═══ Recorded data
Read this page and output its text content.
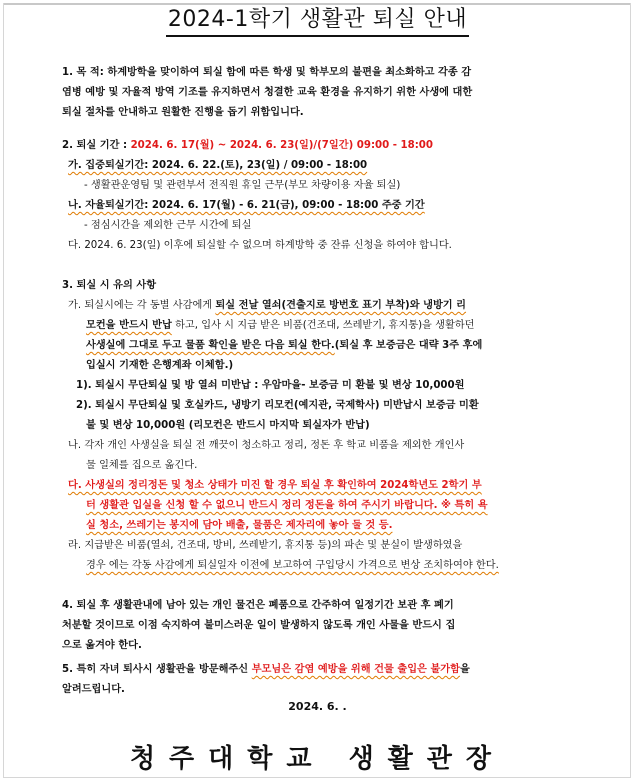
2024-1학기 생활관 퇴실 안내

1. 목 적: 하계방학을 맞이하여 퇴실 함에 따른 학생 및 학부모의 불편을 최소화하고 각종 감

염병 예방 및 자율적 방역 기조를 유지하면서 청결한 교육 환경을 유지하기 위한 사생에 대한

퇴실 절차를 안내하고 원활한 진행을 돕기 위함입니다.

2. 퇴실 기간 : 2024. 6. 17(월) ~ 2024. 6. 23(일)/(7일간) 09:00 - 18:00

가. 집중퇴실기간: 2024. 6. 22.(토), 23(일) / 09:00 - 18:00

- 생활관운영팀 및 관련부서 전직원 휴일 근무(부모 차량이용 자율 퇴실)

나. 자율퇴실기간: 2024. 6. 17(월) - 6. 21(금), 09:00 - 18:00 주중 기간

- 점심시간을 제외한 근무 시간에 퇴실

다. 2024. 6. 23(일) 이후에 퇴실할 수 없으며 하계방학 중 잔류 신청을 하여야 합니다.

3. 퇴실 시 유의 사항

가. 퇴실시에는 각 동별 사감에게 퇴실 전날 열쇠(견출지로 방번호 표기 부착)와 냉방기 리

모컨을 반드시 반납 하고, 입사 시 지급 받은 비품(건조대, 쓰레받기, 휴지통)을 생활하던

사생실에 그대로 두고 물품 확인을 받은 다음 퇴실 한다.(퇴실 후 보증금은 대략 3주 후에

입실시 기재한 은행계좌 이체함.)

1). 퇴실시 무단퇴실 및 방 열쇠 미반납 : 우암마을- 보증금 미 환불 및 변상 10,000원

2). 퇴실시 무단퇴실 및 호실카드, 냉방기 리모컨(예지관, 국제학사) 미반납시 보증금 미환

불 및 변상 10,000원 (리모컨은 반드시 마지막 퇴실자가 반납)

나. 각자 개인 사생실을 퇴실 전 깨끗이 청소하고 정리, 정돈 후 학교 비품을 제외한 개인사

물 일체를 집으로 옮긴다.

다. 사생실의 정리정돈 및 청소 상태가 미진 할 경우 퇴실 후 확인하여 2024학년도 2학기 부

터 생활관 입실을 신청 할 수 없으니 반드시 정리 정돈을 하여 주시기 바랍니다. ※ 특히 욕

실 청소, 쓰레기는 봉지에 담아 배출, 물품은 제자리에 놓아 둘 것 등.

라. 지급받은 비품(열쇠, 건조대, 방비, 쓰레받기, 휴지통 등)의 파손 및 분실이 발생하였을

경우 에는 각동 사감에게 퇴실일자 이전에 보고하여 구입당시 가격으로 변상 조치하여야 한다.

4. 퇴실 후 생활관내에 남아 있는 개인 물건은 폐품으로 간주하여 일정기간 보관 후 폐기

처분할 것이므로 이점 숙지하여 불미스러운 일이 발생하지 않도록 개인 사물을 반드시 집

으로 옮겨야 한다.

5. 특히 자녀 퇴사시 생활관을 방문해주신 부모님은 감염 예방을 위해 건물 출입은 불가함을

알려드립니다.

2024. 6. .
청주대학교 생활관장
══════
In the records above, find the lines containing "무단퇴실" and copy them.

1). 퇴실시 무단퇴실 및 방 열쇠 미반납 : 우암마을- 보증금 미 환불 및 변상 10,000원
2). 퇴실시 무단퇴실 및 호실카드, 냉방기 리모컨(예지관, 국제학사) 미반납시 보증금 미환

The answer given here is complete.